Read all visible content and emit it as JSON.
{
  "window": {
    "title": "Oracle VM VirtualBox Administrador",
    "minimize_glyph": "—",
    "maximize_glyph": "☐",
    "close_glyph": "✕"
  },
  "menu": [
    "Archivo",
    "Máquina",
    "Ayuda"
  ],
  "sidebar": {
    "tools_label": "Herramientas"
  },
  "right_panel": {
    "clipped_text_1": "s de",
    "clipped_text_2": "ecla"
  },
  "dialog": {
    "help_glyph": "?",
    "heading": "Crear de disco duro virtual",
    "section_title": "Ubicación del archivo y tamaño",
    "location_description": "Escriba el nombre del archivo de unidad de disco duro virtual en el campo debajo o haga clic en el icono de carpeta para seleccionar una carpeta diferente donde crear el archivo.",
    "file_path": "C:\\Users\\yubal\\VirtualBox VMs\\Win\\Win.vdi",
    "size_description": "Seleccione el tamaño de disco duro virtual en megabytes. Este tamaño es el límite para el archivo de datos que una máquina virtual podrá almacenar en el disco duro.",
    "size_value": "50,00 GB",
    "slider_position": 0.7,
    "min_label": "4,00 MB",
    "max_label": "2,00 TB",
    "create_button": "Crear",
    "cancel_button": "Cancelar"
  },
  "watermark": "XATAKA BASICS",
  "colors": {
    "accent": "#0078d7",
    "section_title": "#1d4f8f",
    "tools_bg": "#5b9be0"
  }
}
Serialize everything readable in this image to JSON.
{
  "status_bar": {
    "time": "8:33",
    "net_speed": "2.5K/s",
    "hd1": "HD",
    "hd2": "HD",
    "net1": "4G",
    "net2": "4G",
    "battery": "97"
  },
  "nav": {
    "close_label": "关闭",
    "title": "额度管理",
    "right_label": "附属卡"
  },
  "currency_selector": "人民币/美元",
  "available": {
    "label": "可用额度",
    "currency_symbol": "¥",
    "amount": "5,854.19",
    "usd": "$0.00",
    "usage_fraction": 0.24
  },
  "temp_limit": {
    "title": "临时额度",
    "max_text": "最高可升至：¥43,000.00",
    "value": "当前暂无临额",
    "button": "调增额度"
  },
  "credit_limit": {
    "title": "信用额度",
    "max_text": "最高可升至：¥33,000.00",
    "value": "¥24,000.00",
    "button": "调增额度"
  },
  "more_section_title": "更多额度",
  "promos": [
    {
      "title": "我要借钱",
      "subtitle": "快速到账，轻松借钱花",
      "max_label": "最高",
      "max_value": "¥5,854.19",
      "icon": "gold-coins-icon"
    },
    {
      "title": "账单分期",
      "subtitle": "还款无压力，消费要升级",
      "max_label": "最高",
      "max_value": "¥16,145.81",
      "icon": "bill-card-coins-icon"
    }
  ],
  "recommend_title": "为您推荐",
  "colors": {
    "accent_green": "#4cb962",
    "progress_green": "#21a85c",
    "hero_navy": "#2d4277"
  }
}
== == ==
Say the number of lines in the records above that include the string "coins", and no more.

* **Response to this task**
2